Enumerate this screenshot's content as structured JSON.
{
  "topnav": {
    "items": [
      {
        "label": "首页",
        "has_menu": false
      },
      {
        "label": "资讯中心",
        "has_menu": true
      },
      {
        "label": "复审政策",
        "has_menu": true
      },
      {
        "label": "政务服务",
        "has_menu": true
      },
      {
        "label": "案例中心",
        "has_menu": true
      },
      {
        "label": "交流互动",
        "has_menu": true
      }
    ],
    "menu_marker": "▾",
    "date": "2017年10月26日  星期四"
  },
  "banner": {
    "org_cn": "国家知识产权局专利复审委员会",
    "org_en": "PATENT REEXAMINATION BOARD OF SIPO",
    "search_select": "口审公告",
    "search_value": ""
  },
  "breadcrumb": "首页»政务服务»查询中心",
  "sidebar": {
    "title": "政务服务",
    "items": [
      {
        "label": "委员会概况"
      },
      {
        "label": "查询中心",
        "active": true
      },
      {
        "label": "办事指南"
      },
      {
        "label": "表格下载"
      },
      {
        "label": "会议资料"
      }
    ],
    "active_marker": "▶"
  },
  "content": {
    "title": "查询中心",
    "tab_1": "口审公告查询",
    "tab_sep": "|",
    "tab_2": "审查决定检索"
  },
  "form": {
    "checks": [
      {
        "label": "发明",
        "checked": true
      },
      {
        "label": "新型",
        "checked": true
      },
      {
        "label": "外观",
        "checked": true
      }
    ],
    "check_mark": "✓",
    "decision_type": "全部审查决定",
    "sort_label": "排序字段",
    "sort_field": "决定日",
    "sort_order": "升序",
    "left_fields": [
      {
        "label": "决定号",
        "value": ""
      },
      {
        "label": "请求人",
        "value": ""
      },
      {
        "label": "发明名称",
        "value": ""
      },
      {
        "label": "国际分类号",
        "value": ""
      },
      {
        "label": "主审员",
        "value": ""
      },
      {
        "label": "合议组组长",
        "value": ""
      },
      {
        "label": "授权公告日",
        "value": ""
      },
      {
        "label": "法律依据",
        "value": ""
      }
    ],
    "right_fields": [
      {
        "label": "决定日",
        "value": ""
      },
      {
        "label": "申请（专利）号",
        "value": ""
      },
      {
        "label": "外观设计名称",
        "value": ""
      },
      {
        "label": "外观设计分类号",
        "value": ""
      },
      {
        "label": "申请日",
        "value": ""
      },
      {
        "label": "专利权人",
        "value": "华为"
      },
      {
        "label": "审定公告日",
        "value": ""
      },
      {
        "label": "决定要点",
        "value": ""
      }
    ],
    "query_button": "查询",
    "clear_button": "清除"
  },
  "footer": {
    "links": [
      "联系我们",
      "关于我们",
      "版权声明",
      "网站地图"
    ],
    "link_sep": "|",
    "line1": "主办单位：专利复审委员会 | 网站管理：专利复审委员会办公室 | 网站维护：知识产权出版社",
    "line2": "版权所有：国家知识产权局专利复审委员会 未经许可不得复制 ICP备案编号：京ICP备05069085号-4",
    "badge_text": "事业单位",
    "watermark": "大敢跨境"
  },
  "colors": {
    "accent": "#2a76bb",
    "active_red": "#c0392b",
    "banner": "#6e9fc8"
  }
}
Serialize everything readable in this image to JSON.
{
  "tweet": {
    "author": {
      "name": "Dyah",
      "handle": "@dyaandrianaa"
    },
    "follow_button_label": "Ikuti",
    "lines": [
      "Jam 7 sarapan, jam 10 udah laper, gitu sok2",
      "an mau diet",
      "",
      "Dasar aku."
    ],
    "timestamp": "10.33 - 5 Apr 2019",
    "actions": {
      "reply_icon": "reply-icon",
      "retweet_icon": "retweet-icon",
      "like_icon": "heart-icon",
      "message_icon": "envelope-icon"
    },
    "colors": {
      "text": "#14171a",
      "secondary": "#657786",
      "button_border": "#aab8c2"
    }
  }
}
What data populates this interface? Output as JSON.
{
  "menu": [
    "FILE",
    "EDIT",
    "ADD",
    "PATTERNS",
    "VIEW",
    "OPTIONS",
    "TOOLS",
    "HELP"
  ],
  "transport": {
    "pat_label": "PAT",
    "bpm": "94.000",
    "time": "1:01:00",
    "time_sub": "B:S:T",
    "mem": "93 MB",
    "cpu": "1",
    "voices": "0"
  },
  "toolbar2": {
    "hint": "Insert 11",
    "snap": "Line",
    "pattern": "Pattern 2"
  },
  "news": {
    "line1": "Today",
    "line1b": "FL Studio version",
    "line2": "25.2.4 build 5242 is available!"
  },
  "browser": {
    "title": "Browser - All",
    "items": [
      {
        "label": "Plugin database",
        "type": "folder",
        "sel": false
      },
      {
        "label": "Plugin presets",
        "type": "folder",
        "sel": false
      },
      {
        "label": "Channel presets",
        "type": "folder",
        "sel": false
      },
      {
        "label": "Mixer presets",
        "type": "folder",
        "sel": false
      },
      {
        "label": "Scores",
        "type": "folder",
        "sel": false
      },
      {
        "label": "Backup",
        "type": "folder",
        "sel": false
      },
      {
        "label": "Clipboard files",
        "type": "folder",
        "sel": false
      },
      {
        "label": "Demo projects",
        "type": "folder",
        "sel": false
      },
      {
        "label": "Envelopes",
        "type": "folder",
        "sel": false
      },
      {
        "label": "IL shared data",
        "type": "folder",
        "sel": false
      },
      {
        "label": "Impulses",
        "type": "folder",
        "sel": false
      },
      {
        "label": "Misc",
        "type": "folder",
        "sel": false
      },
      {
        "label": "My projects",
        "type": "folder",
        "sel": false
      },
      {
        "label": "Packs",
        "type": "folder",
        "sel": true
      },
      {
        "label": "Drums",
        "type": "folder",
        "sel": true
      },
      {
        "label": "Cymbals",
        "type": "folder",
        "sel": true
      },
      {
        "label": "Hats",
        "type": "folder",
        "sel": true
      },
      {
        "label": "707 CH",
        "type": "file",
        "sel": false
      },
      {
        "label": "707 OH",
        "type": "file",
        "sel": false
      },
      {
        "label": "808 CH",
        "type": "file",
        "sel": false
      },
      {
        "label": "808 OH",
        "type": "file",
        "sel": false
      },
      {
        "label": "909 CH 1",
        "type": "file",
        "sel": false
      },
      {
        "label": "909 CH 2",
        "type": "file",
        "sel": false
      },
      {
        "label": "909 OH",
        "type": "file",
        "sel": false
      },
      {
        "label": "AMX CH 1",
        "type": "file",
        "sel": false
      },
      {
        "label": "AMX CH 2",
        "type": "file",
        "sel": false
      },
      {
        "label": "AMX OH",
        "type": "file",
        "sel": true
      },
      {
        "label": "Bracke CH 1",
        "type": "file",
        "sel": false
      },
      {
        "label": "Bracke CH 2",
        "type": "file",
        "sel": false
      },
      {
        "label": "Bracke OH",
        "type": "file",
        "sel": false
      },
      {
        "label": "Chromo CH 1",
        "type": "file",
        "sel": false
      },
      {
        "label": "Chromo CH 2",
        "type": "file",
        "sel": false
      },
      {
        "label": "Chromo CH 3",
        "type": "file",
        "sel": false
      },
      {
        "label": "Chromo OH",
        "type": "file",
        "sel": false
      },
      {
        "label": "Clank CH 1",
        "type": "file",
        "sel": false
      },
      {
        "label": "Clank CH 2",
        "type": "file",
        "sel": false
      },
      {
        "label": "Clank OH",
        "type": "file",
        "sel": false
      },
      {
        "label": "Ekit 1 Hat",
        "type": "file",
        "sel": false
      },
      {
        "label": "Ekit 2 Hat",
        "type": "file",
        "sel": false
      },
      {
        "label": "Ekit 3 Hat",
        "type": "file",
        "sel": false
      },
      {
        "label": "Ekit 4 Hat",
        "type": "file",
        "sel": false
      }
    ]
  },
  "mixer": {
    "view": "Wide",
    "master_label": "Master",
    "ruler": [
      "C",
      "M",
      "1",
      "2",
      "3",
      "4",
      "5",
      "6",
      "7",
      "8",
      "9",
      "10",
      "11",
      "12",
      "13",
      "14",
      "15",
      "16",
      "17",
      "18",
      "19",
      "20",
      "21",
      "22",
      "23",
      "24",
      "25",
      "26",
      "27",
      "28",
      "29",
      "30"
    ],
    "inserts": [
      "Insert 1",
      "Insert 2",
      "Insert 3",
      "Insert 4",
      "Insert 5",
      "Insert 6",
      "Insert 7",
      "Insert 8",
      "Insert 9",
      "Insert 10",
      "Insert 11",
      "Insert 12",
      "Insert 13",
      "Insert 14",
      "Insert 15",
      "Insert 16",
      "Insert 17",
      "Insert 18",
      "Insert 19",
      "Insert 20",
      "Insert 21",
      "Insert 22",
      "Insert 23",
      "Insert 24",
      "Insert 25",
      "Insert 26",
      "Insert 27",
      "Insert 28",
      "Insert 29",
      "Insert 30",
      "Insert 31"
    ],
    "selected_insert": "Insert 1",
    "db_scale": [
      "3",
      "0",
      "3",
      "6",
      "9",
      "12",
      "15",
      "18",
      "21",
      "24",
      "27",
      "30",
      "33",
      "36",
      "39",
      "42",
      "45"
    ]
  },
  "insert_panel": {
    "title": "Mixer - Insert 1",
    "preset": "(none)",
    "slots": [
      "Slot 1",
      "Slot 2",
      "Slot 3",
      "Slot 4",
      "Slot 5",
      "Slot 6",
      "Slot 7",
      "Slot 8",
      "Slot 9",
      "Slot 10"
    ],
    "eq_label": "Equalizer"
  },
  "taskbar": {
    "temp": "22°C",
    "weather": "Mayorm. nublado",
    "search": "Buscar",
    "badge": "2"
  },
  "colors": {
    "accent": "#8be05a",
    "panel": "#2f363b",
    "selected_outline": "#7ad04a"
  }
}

YOUR TASK
Copy every line from the entries that contains the word "projects".

ANSWER IN FULL
        "label": "Demo projects",
        "label": "My projects",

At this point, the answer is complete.